+++ PROVIDED DATA

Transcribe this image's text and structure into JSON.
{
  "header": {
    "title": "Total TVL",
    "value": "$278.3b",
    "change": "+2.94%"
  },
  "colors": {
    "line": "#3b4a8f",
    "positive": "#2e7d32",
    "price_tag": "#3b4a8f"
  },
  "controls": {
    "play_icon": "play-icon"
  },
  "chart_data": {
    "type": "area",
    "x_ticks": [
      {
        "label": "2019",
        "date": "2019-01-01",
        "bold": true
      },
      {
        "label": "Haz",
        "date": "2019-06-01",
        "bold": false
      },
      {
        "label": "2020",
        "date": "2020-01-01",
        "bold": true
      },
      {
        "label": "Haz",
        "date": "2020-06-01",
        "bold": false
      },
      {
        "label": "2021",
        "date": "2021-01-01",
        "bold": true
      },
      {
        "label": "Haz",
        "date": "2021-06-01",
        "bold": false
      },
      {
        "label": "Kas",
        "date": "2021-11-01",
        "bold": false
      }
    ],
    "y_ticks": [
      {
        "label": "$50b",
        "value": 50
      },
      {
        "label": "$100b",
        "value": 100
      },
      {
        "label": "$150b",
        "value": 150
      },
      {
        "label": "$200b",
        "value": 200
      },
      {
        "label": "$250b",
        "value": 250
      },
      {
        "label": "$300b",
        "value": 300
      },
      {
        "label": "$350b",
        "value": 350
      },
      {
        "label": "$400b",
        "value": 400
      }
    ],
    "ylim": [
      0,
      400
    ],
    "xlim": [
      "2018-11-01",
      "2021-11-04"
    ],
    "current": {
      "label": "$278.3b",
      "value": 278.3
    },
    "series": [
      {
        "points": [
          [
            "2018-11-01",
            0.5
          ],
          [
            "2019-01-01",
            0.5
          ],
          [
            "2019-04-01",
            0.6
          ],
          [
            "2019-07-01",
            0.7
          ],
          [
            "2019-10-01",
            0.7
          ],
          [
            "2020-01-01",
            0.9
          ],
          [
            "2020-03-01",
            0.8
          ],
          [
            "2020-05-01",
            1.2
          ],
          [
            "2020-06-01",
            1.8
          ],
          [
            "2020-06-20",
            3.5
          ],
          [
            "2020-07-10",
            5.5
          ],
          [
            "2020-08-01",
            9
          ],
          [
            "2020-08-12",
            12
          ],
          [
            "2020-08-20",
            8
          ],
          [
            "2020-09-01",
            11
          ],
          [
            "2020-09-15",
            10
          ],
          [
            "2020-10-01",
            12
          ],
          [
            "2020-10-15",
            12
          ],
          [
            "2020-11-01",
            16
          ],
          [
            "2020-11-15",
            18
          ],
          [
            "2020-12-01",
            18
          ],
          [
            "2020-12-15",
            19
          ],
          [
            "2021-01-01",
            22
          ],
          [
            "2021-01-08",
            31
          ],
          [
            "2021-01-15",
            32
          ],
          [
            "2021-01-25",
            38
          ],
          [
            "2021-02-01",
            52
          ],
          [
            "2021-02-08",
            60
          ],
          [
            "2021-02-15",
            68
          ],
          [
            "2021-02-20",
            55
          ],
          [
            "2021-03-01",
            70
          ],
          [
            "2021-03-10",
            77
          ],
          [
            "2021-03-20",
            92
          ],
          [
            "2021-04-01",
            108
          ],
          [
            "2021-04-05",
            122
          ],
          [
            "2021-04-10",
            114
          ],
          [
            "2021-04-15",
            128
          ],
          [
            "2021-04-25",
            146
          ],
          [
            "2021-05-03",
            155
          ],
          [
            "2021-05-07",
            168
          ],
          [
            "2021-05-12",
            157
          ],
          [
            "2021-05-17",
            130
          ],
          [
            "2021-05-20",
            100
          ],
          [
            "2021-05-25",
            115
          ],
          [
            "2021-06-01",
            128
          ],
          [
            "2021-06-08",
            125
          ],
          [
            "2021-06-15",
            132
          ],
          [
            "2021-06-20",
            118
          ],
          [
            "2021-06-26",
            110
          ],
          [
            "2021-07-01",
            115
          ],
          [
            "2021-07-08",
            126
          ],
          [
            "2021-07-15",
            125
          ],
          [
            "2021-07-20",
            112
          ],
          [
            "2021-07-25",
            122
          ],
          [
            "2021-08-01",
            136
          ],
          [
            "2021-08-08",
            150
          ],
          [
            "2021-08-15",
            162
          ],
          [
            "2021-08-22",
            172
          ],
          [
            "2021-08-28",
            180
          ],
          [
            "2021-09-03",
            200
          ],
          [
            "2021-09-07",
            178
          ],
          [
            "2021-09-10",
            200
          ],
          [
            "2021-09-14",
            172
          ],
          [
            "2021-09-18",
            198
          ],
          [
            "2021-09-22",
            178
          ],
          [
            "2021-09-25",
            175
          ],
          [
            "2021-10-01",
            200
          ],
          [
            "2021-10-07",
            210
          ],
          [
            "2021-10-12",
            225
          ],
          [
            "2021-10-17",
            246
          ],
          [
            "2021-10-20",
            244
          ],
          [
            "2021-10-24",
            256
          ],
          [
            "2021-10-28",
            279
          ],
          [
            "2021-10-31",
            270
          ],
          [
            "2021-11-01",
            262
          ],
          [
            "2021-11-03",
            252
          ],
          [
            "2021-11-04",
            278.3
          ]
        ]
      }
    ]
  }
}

++++++

(TASK) Every record above should be copied exactly.

(RESPONSE FOR THIS EXERCISE)
Transcribe this image's text and structure into JSON.
{
  "header": {
    "title": "Total TVL",
    "value": "$278.3b",
    "change": "+2.94%"
  },
  "colors": {
    "line": "#3b4a8f",
    "positive": "#2e7d32",
    "price_tag": "#3b4a8f"
  },
  "controls": {
    "play_icon": "play-icon"
  },
  "chart_data": {
    "type": "area",
    "x_ticks": [
      {
        "label": "2019",
        "date": "2019-01-01",
        "bold": true
      },
      {
        "label": "Haz",
        "date": "2019-06-01",
        "bold": false
      },
      {
        "label": "2020",
        "date": "2020-01-01",
        "bold": true
      },
      {
        "label": "Haz",
        "date": "2020-06-01",
        "bold": false
      },
      {
        "label": "2021",
        "date": "2021-01-01",
        "bold": true
      },
      {
        "label": "Haz",
        "date": "2021-06-01",
        "bold": false
      },
      {
        "label": "Kas",
        "date": "2021-11-01",
        "bold": false
      }
    ],
    "y_ticks": [
      {
        "label": "$50b",
        "value": 50
      },
      {
        "label": "$100b",
        "value": 100
      },
      {
        "label": "$150b",
        "value": 150
      },
      {
        "label": "$200b",
        "value": 200
      },
      {
        "label": "$250b",
        "value": 250
      },
      {
        "label": "$300b",
        "value": 300
      },
      {
        "label": "$350b",
        "value": 350
      },
      {
        "label": "$400b",
        "value": 400
      }
    ],
    "ylim": [
      0,
      400
    ],
    "xlim": [
      "2018-11-01",
      "2021-11-04"
    ],
    "current": {
      "label": "$278.3b",
      "value": 278.3
    },
    "series": [
      {
        "points": [
          [
            "2018-11-01",
            0.5
          ],
          [
            "2019-01-01",
            0.5
          ],
          [
            "2019-04-01",
            0.6
          ],
          [
            "2019-07-01",
            0.7
          ],
          [
            "2019-10-01",
            0.7
          ],
          [
            "2020-01-01",
            0.9
          ],
          [
            "2020-03-01",
            0.8
          ],
          [
            "2020-05-01",
            1.2
          ],
          [
            "2020-06-01",
            1.8
          ],
          [
            "2020-06-20",
            3.5
          ],
          [
            "2020-07-10",
            5.5
          ],
          [
            "2020-08-01",
            9
          ],
          [
            "2020-08-12",
            12
          ],
          [
            "2020-08-20",
            8
          ],
          [
            "2020-09-01",
            11
          ],
          [
            "2020-09-15",
            10
          ],
          [
            "2020-10-01",
            12
          ],
          [
            "2020-10-15",
            12
          ],
          [
            "2020-11-01",
            16
          ],
          [
            "2020-11-15",
            18
          ],
          [
            "2020-12-01",
            18
          ],
          [
            "2020-12-15",
            19
          ],
          [
            "2021-01-01",
            22
          ],
          [
            "2021-01-08",
            31
          ],
          [
            "2021-01-15",
            32
          ],
          [
            "2021-01-25",
            38
          ],
          [
            "2021-02-01",
            52
          ],
          [
            "2021-02-08",
            60
          ],
          [
            "2021-02-15",
            68
          ],
          [
            "2021-02-20",
            55
          ],
          [
            "2021-03-01",
            70
          ],
          [
            "2021-03-10",
            77
          ],
          [
            "2021-03-20",
            92
          ],
          [
            "2021-04-01",
            108
          ],
          [
            "2021-04-05",
            122
          ],
          [
            "2021-04-10",
            114
          ],
          [
            "2021-04-15",
            128
          ],
          [
            "2021-04-25",
            146
          ],
          [
            "2021-05-03",
            155
          ],
          [
            "2021-05-07",
            168
          ],
          [
            "2021-05-12",
            157
          ],
          [
            "2021-05-17",
            130
          ],
          [
            "2021-05-20",
            100
          ],
          [
            "2021-05-25",
            115
          ],
          [
            "2021-06-01",
            128
          ],
          [
            "2021-06-08",
            125
          ],
          [
            "2021-06-15",
            132
          ],
          [
            "2021-06-20",
            118
          ],
          [
            "2021-06-26",
            110
          ],
          [
            "2021-07-01",
            115
          ],
          [
            "2021-07-08",
            126
          ],
          [
            "2021-07-15",
            125
          ],
          [
            "2021-07-20",
            112
          ],
          [
            "2021-07-25",
            122
          ],
          [
            "2021-08-01",
            136
          ],
          [
            "2021-08-08",
            150
          ],
          [
            "2021-08-15",
            162
          ],
          [
            "2021-08-22",
            172
          ],
          [
            "2021-08-28",
            180
          ],
          [
            "2021-09-03",
            200
          ],
          [
            "2021-09-07",
            178
          ],
          [
            "2021-09-10",
            200
          ],
          [
            "2021-09-14",
            172
          ],
          [
            "2021-09-18",
            198
          ],
          [
            "2021-09-22",
            178
          ],
          [
            "2021-09-25",
            175
          ],
          [
            "2021-10-01",
            200
          ],
          [
            "2021-10-07",
            210
          ],
          [
            "2021-10-12",
            225
          ],
          [
            "2021-10-17",
            246
          ],
          [
            "2021-10-20",
            244
          ],
          [
            "2021-10-24",
            256
          ],
          [
            "2021-10-28",
            279
          ],
          [
            "2021-10-31",
            270
          ],
          [
            "2021-11-01",
            262
          ],
          [
            "2021-11-03",
            252
          ],
          [
            "2021-11-04",
            278.3
          ]
        ]
      }
    ]
  }
}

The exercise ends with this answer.